Spot each line in the data below containing "title" and copy it.

[Opening Provided data section]

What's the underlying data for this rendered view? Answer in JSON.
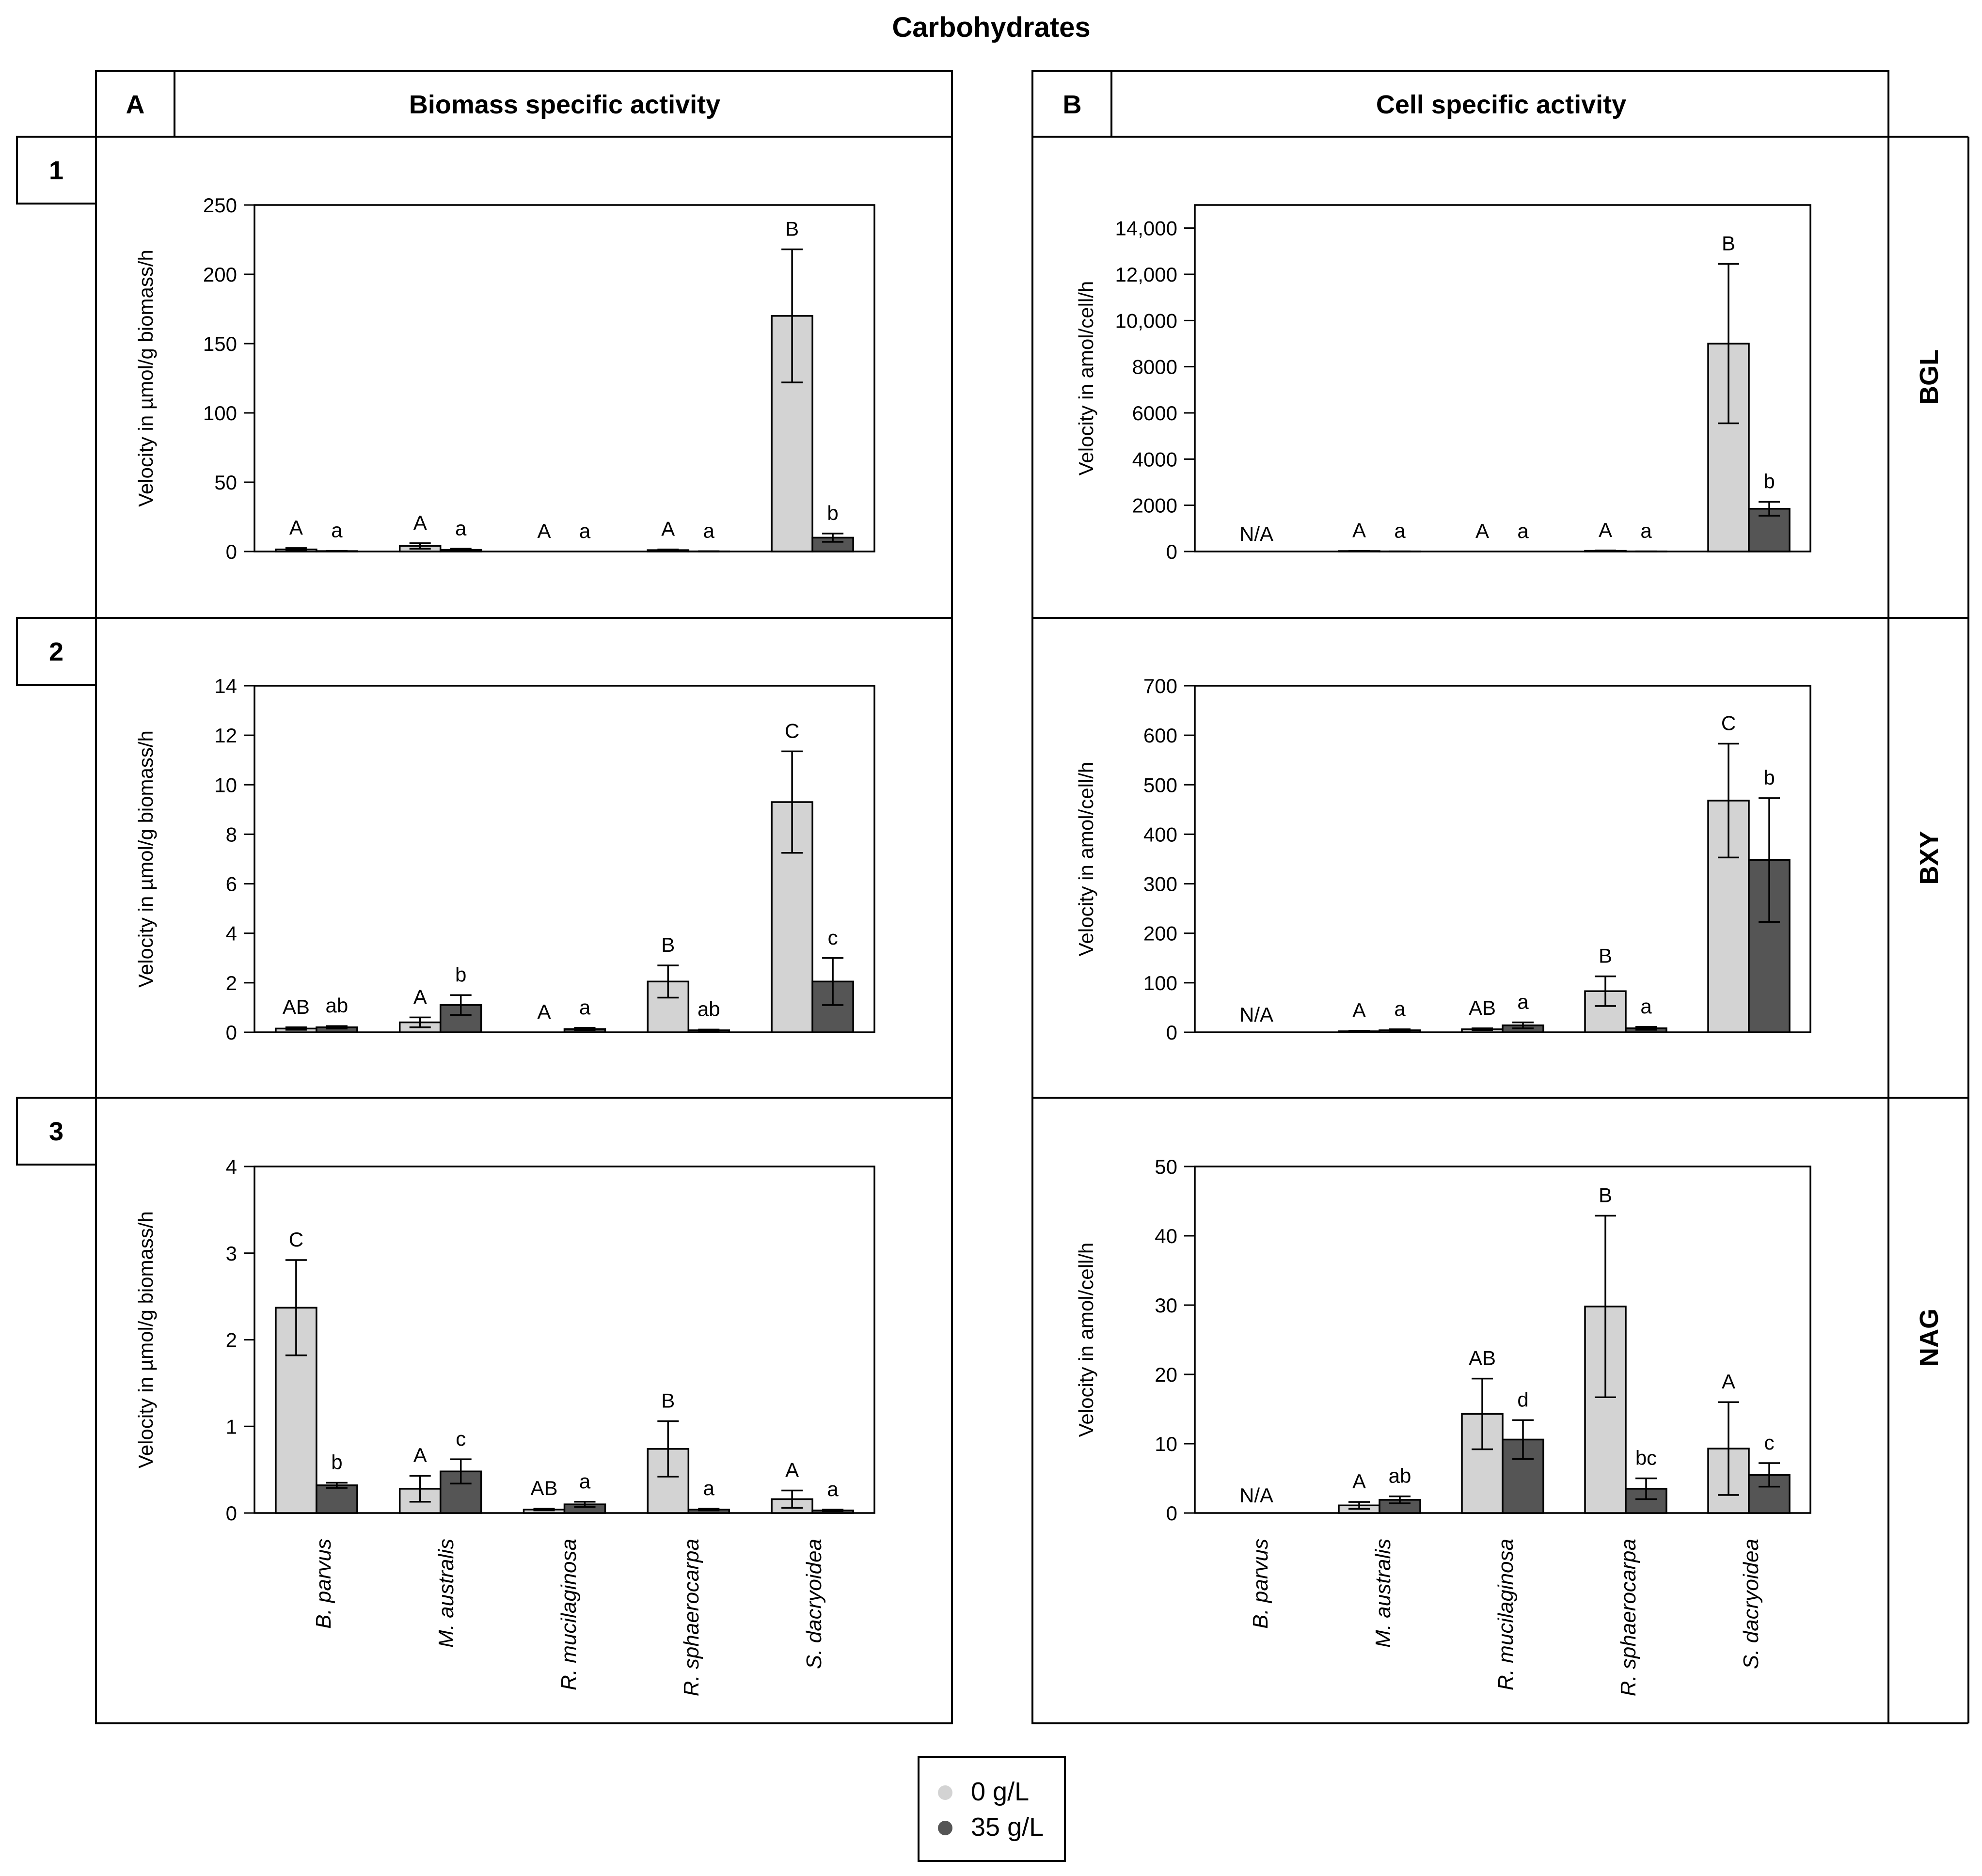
{
  "figure": {
    "title": "Carbohydrates",
    "columns": [
      {
        "letter": "A",
        "title": "Biomass specific activity"
      },
      {
        "letter": "B",
        "title": "Cell specific activity"
      }
    ],
    "rows": [
      {
        "number": "1",
        "enzyme": "BGL"
      },
      {
        "number": "2",
        "enzyme": "BXY"
      },
      {
        "number": "3",
        "enzyme": "NAG"
      }
    ],
    "species": [
      "B. parvus",
      "M. australis",
      "R. mucilaginosa",
      "R. sphaerocarpa",
      "S. dacryoidea"
    ],
    "legend": {
      "items": [
        {
          "label": "0 g/L",
          "color": "#d3d3d3"
        },
        {
          "label": "35 g/L",
          "color": "#555555"
        }
      ]
    },
    "colors": {
      "light_bar": "#d3d3d3",
      "dark_bar": "#555555"
    }
  },
  "chart_data": [
    {
      "id": "A1",
      "type": "bar",
      "enzyme": "BGL",
      "ylabel": "Velocity in µmol/g biomass/h",
      "ylim": [
        0,
        250
      ],
      "ytick_labels": [
        "0",
        "50",
        "100",
        "150",
        "200",
        "250"
      ],
      "categories": [
        "B. parvus",
        "M. australis",
        "R. mucilaginosa",
        "R. sphaerocarpa",
        "S. dacryoidea"
      ],
      "series": [
        {
          "name": "0 g/L",
          "values": [
            1.5,
            4,
            0,
            1,
            170
          ],
          "errors": [
            1,
            2,
            0,
            0.5,
            48
          ],
          "labels": [
            "A",
            "A",
            "A",
            "A",
            "B"
          ],
          "na": [
            false,
            false,
            false,
            false,
            false
          ]
        },
        {
          "name": "35 g/L",
          "values": [
            0.3,
            1.2,
            0,
            0.1,
            10
          ],
          "errors": [
            0.2,
            0.8,
            0,
            0.1,
            3
          ],
          "labels": [
            "a",
            "a",
            "a",
            "a",
            "b"
          ],
          "na": [
            false,
            false,
            false,
            false,
            false
          ]
        }
      ]
    },
    {
      "id": "A2",
      "type": "bar",
      "enzyme": "BXY",
      "ylabel": "Velocity in µmol/g biomass/h",
      "ylim": [
        0,
        14
      ],
      "ytick_labels": [
        "0",
        "2",
        "4",
        "6",
        "8",
        "10",
        "12",
        "14"
      ],
      "categories": [
        "B. parvus",
        "M. australis",
        "R. mucilaginosa",
        "R. sphaerocarpa",
        "S. dacryoidea"
      ],
      "series": [
        {
          "name": "0 g/L",
          "values": [
            0.15,
            0.4,
            0,
            2.05,
            9.3
          ],
          "errors": [
            0.05,
            0.2,
            0,
            0.65,
            2.05
          ],
          "labels": [
            "AB",
            "A",
            "A",
            "B",
            "C"
          ],
          "na": [
            false,
            false,
            false,
            false,
            false
          ]
        },
        {
          "name": "35 g/L",
          "values": [
            0.2,
            1.1,
            0.13,
            0.08,
            2.05
          ],
          "errors": [
            0.05,
            0.4,
            0.05,
            0.03,
            0.95
          ],
          "labels": [
            "ab",
            "b",
            "a",
            "ab",
            "c"
          ],
          "na": [
            false,
            false,
            false,
            false,
            false
          ]
        }
      ]
    },
    {
      "id": "A3",
      "type": "bar",
      "enzyme": "NAG",
      "ylabel": "Velocity in µmol/g biomass/h",
      "ylim": [
        0,
        4
      ],
      "ytick_labels": [
        "0",
        "1",
        "2",
        "3",
        "4"
      ],
      "categories": [
        "B. parvus",
        "M. australis",
        "R. mucilaginosa",
        "R. sphaerocarpa",
        "S. dacryoidea"
      ],
      "series": [
        {
          "name": "0 g/L",
          "values": [
            2.37,
            0.28,
            0.04,
            0.74,
            0.16
          ],
          "errors": [
            0.55,
            0.15,
            0.01,
            0.32,
            0.1
          ],
          "labels": [
            "C",
            "A",
            "AB",
            "B",
            "A"
          ],
          "na": [
            false,
            false,
            false,
            false,
            false
          ]
        },
        {
          "name": "35 g/L",
          "values": [
            0.32,
            0.48,
            0.1,
            0.04,
            0.03
          ],
          "errors": [
            0.03,
            0.14,
            0.03,
            0.01,
            0.01
          ],
          "labels": [
            "b",
            "c",
            "a",
            "a",
            "a"
          ],
          "na": [
            false,
            false,
            false,
            false,
            false
          ]
        }
      ]
    },
    {
      "id": "B1",
      "type": "bar",
      "enzyme": "BGL",
      "ylabel": "Velocity in amol/cell/h",
      "ylim": [
        0,
        15000
      ],
      "ytick_labels": [
        "0",
        "2000",
        "4000",
        "6000",
        "8000",
        "10,000",
        "12,000",
        "14,000"
      ],
      "ytick_values": [
        0,
        2000,
        4000,
        6000,
        8000,
        10000,
        12000,
        14000
      ],
      "categories": [
        "B. parvus",
        "M. australis",
        "R. mucilaginosa",
        "R. sphaerocarpa",
        "S. dacryoidea"
      ],
      "na_label": "N/A",
      "series": [
        {
          "name": "0 g/L",
          "values": [
            0,
            20,
            0,
            30,
            9000
          ],
          "errors": [
            0,
            10,
            0,
            15,
            3450
          ],
          "labels": [
            "N/A",
            "A",
            "A",
            "A",
            "B"
          ],
          "na": [
            true,
            false,
            false,
            false,
            false
          ]
        },
        {
          "name": "35 g/L",
          "values": [
            0,
            5,
            0,
            5,
            1850
          ],
          "errors": [
            0,
            3,
            0,
            3,
            300
          ],
          "labels": [
            "",
            "a",
            "a",
            "a",
            "b"
          ],
          "na": [
            true,
            false,
            false,
            false,
            false
          ]
        }
      ]
    },
    {
      "id": "B2",
      "type": "bar",
      "enzyme": "BXY",
      "ylabel": "Velocity in amol/cell/h",
      "ylim": [
        0,
        700
      ],
      "ytick_labels": [
        "0",
        "100",
        "200",
        "300",
        "400",
        "500",
        "600",
        "700"
      ],
      "categories": [
        "B. parvus",
        "M. australis",
        "R. mucilaginosa",
        "R. sphaerocarpa",
        "S. dacryoidea"
      ],
      "na_label": "N/A",
      "series": [
        {
          "name": "0 g/L",
          "values": [
            0,
            2,
            6,
            83,
            468
          ],
          "errors": [
            0,
            1,
            2,
            30,
            115
          ],
          "labels": [
            "N/A",
            "A",
            "AB",
            "B",
            "C"
          ],
          "na": [
            true,
            false,
            false,
            false,
            false
          ]
        },
        {
          "name": "35 g/L",
          "values": [
            0,
            4,
            14,
            8,
            348
          ],
          "errors": [
            0,
            2,
            6,
            3,
            125
          ],
          "labels": [
            "",
            "a",
            "a",
            "a",
            "b"
          ],
          "na": [
            true,
            false,
            false,
            false,
            false
          ]
        }
      ]
    },
    {
      "id": "B3",
      "type": "bar",
      "enzyme": "NAG",
      "ylabel": "Velocity in amol/cell/h",
      "ylim": [
        0,
        50
      ],
      "ytick_labels": [
        "0",
        "10",
        "20",
        "30",
        "40",
        "50"
      ],
      "categories": [
        "B. parvus",
        "M. australis",
        "R. mucilaginosa",
        "R. sphaerocarpa",
        "S. dacryoidea"
      ],
      "na_label": "N/A",
      "series": [
        {
          "name": "0 g/L",
          "values": [
            0,
            1.1,
            14.3,
            29.8,
            9.3
          ],
          "errors": [
            0,
            0.5,
            5.1,
            13.1,
            6.7
          ],
          "labels": [
            "N/A",
            "A",
            "AB",
            "B",
            "A"
          ],
          "na": [
            true,
            false,
            false,
            false,
            false
          ]
        },
        {
          "name": "35 g/L",
          "values": [
            0,
            1.9,
            10.6,
            3.5,
            5.5
          ],
          "errors": [
            0,
            0.5,
            2.8,
            1.5,
            1.7
          ],
          "labels": [
            "",
            "ab",
            "d",
            "bc",
            "c"
          ],
          "na": [
            true,
            false,
            false,
            false,
            false
          ]
        }
      ]
    }
  ]
}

[Closing Provided data section]

▶ Solution:
    "title": "Carbohydrates",
        "title": "Biomass specific activity"
        "title": "Cell specific activity"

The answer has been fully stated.